-- Exercise description --
Output the records. Match them exactly.

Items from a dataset
»»

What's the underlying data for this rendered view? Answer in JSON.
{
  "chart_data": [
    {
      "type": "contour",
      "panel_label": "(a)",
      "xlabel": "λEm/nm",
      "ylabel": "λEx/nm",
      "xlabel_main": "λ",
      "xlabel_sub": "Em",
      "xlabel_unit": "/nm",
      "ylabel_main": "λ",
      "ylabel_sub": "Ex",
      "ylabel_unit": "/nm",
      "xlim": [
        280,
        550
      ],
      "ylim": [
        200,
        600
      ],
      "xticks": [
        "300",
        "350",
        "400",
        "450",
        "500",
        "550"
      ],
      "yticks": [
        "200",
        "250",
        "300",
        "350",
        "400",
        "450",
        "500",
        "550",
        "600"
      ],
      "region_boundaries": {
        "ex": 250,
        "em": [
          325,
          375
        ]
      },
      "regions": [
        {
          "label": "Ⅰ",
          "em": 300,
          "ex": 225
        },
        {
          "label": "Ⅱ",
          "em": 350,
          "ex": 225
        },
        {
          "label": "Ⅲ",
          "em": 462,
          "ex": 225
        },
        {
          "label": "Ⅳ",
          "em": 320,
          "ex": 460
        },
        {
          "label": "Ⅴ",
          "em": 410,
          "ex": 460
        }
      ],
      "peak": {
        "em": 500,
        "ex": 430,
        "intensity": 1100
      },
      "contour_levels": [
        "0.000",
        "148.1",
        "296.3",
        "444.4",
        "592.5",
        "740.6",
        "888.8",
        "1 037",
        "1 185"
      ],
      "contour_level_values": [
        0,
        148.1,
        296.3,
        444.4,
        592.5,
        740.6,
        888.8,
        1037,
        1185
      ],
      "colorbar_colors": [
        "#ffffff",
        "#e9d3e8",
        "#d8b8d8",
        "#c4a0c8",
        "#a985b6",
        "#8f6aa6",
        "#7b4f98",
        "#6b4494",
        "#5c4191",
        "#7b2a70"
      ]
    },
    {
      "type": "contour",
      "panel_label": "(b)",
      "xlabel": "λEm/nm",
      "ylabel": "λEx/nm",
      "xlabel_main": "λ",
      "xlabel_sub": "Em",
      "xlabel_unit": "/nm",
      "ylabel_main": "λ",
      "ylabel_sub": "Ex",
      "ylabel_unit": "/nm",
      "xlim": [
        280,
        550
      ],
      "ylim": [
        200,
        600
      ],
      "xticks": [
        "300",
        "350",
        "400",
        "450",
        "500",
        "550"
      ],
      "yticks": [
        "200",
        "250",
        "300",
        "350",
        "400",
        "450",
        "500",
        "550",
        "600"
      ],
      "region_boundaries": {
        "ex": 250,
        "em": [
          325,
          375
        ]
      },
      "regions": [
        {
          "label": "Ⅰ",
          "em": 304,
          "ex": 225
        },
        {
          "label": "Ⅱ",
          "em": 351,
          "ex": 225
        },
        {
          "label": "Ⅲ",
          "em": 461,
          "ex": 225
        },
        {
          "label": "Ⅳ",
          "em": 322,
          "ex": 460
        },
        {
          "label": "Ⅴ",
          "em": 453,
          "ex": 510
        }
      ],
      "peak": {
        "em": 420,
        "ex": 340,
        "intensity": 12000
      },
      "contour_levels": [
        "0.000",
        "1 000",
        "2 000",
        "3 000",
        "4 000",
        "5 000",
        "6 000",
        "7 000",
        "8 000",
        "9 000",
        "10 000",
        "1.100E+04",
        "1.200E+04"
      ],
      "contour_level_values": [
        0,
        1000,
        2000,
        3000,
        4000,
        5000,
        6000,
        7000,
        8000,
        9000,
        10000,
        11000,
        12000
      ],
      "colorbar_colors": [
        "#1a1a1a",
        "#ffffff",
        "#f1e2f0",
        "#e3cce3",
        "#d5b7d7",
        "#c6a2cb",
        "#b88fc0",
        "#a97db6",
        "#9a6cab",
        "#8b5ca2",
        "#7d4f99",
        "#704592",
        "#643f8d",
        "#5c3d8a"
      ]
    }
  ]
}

««

-- Result --
What's the underlying data for this rendered view? Answer in JSON.
{
  "chart_data": [
    {
      "type": "contour",
      "panel_label": "(a)",
      "xlabel": "λEm/nm",
      "ylabel": "λEx/nm",
      "xlabel_main": "λ",
      "xlabel_sub": "Em",
      "xlabel_unit": "/nm",
      "ylabel_main": "λ",
      "ylabel_sub": "Ex",
      "ylabel_unit": "/nm",
      "xlim": [
        280,
        550
      ],
      "ylim": [
        200,
        600
      ],
      "xticks": [
        "300",
        "350",
        "400",
        "450",
        "500",
        "550"
      ],
      "yticks": [
        "200",
        "250",
        "300",
        "350",
        "400",
        "450",
        "500",
        "550",
        "600"
      ],
      "region_boundaries": {
        "ex": 250,
        "em": [
          325,
          375
        ]
      },
      "regions": [
        {
          "label": "Ⅰ",
          "em": 300,
          "ex": 225
        },
        {
          "label": "Ⅱ",
          "em": 350,
          "ex": 225
        },
        {
          "label": "Ⅲ",
          "em": 462,
          "ex": 225
        },
        {
          "label": "Ⅳ",
          "em": 320,
          "ex": 460
        },
        {
          "label": "Ⅴ",
          "em": 410,
          "ex": 460
        }
      ],
      "peak": {
        "em": 500,
        "ex": 430,
        "intensity": 1100
      },
      "contour_levels": [
        "0.000",
        "148.1",
        "296.3",
        "444.4",
        "592.5",
        "740.6",
        "888.8",
        "1 037",
        "1 185"
      ],
      "contour_level_values": [
        0,
        148.1,
        296.3,
        444.4,
        592.5,
        740.6,
        888.8,
        1037,
        1185
      ],
      "colorbar_colors": [
        "#ffffff",
        "#e9d3e8",
        "#d8b8d8",
        "#c4a0c8",
        "#a985b6",
        "#8f6aa6",
        "#7b4f98",
        "#6b4494",
        "#5c4191",
        "#7b2a70"
      ]
    },
    {
      "type": "contour",
      "panel_label": "(b)",
      "xlabel": "λEm/nm",
      "ylabel": "λEx/nm",
      "xlabel_main": "λ",
      "xlabel_sub": "Em",
      "xlabel_unit": "/nm",
      "ylabel_main": "λ",
      "ylabel_sub": "Ex",
      "ylabel_unit": "/nm",
      "xlim": [
        280,
        550
      ],
      "ylim": [
        200,
        600
      ],
      "xticks": [
        "300",
        "350",
        "400",
        "450",
        "500",
        "550"
      ],
      "yticks": [
        "200",
        "250",
        "300",
        "350",
        "400",
        "450",
        "500",
        "550",
        "600"
      ],
      "region_boundaries": {
        "ex": 250,
        "em": [
          325,
          375
        ]
      },
      "regions": [
        {
          "label": "Ⅰ",
          "em": 304,
          "ex": 225
        },
        {
          "label": "Ⅱ",
          "em": 351,
          "ex": 225
        },
        {
          "label": "Ⅲ",
          "em": 461,
          "ex": 225
        },
        {
          "label": "Ⅳ",
          "em": 322,
          "ex": 460
        },
        {
          "label": "Ⅴ",
          "em": 453,
          "ex": 510
        }
      ],
      "peak": {
        "em": 420,
        "ex": 340,
        "intensity": 12000
      },
      "contour_levels": [
        "0.000",
        "1 000",
        "2 000",
        "3 000",
        "4 000",
        "5 000",
        "6 000",
        "7 000",
        "8 000",
        "9 000",
        "10 000",
        "1.100E+04",
        "1.200E+04"
      ],
      "contour_level_values": [
        0,
        1000,
        2000,
        3000,
        4000,
        5000,
        6000,
        7000,
        8000,
        9000,
        10000,
        11000,
        12000
      ],
      "colorbar_colors": [
        "#1a1a1a",
        "#ffffff",
        "#f1e2f0",
        "#e3cce3",
        "#d5b7d7",
        "#c6a2cb",
        "#b88fc0",
        "#a97db6",
        "#9a6cab",
        "#8b5ca2",
        "#7d4f99",
        "#704592",
        "#643f8d",
        "#5c3d8a"
      ]
    }
  ]
}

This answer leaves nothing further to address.